Extract all of the data and reproduce it precisely.
===== Recorded information
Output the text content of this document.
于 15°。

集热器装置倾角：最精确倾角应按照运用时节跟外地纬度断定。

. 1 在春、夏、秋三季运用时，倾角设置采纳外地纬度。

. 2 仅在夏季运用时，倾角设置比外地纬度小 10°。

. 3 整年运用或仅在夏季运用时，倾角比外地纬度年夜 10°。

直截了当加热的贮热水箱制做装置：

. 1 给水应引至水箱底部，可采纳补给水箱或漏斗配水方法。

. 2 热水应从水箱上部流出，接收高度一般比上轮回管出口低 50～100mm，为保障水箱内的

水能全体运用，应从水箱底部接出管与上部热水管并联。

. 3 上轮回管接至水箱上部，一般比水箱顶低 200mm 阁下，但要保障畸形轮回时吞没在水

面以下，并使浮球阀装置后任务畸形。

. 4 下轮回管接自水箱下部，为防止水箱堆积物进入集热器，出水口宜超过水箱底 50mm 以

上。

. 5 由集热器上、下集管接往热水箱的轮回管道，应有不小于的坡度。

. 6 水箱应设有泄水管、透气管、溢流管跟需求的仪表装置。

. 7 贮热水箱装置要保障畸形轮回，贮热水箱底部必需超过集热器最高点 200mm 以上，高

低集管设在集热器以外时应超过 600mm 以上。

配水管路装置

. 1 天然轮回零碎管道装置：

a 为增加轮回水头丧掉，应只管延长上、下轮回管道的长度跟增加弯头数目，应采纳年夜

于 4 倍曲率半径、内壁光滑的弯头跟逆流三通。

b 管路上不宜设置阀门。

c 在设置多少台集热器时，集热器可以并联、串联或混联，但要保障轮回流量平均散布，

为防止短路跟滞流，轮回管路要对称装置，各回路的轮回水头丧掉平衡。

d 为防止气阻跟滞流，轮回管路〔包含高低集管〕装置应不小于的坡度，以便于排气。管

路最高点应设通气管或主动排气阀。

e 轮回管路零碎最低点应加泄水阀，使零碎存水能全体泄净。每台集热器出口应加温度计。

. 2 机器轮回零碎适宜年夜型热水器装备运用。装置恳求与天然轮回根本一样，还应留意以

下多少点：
==========
Response below:
Output the text content of this document.
于 15°。

集热器装置倾角：最精确倾角应按照运用时节跟外地纬度断定。

. 1 在春、夏、秋三季运用时，倾角设置采纳外地纬度。

. 2 仅在夏季运用时，倾角设置比外地纬度小 10°。

. 3 整年运用或仅在夏季运用时，倾角比外地纬度年夜 10°。

直截了当加热的贮热水箱制做装置：

. 1 给水应引至水箱底部，可采纳补给水箱或漏斗配水方法。

. 2 热水应从水箱上部流出，接收高度一般比上轮回管出口低 50～100mm，为保障水箱内的

水能全体运用，应从水箱底部接出管与上部热水管并联。

. 3 上轮回管接至水箱上部，一般比水箱顶低 200mm 阁下，但要保障畸形轮回时吞没在水

面以下，并使浮球阀装置后任务畸形。

. 4 下轮回管接自水箱下部，为防止水箱堆积物进入集热器，出水口宜超过水箱底 50mm 以

上。

. 5 由集热器上、下集管接往热水箱的轮回管道，应有不小于的坡度。

. 6 水箱应设有泄水管、透气管、溢流管跟需求的仪表装置。

. 7 贮热水箱装置要保障畸形轮回，贮热水箱底部必需超过集热器最高点 200mm 以上，高

低集管设在集热器以外时应超过 600mm 以上。

配水管路装置

. 1 天然轮回零碎管道装置：

a 为增加轮回水头丧掉，应只管延长上、下轮回管道的长度跟增加弯头数目，应采纳年夜

于 4 倍曲率半径、内壁光滑的弯头跟逆流三通。

b 管路上不宜设置阀门。

c 在设置多少台集热器时，集热器可以并联、串联或混联，但要保障轮回流量平均散布，

为防止短路跟滞流，轮回管路要对称装置，各回路的轮回水头丧掉平衡。

d 为防止气阻跟滞流，轮回管路〔包含高低集管〕装置应不小于的坡度，以便于排气。管

路最高点应设通气管或主动排气阀。

e 轮回管路零碎最低点应加泄水阀，使零碎存水能全体泄净。每台集热器出口应加温度计。

. 2 机器轮回零碎适宜年夜型热水器装备运用。装置恳求与天然轮回根本一样，还应留意以

下多少点：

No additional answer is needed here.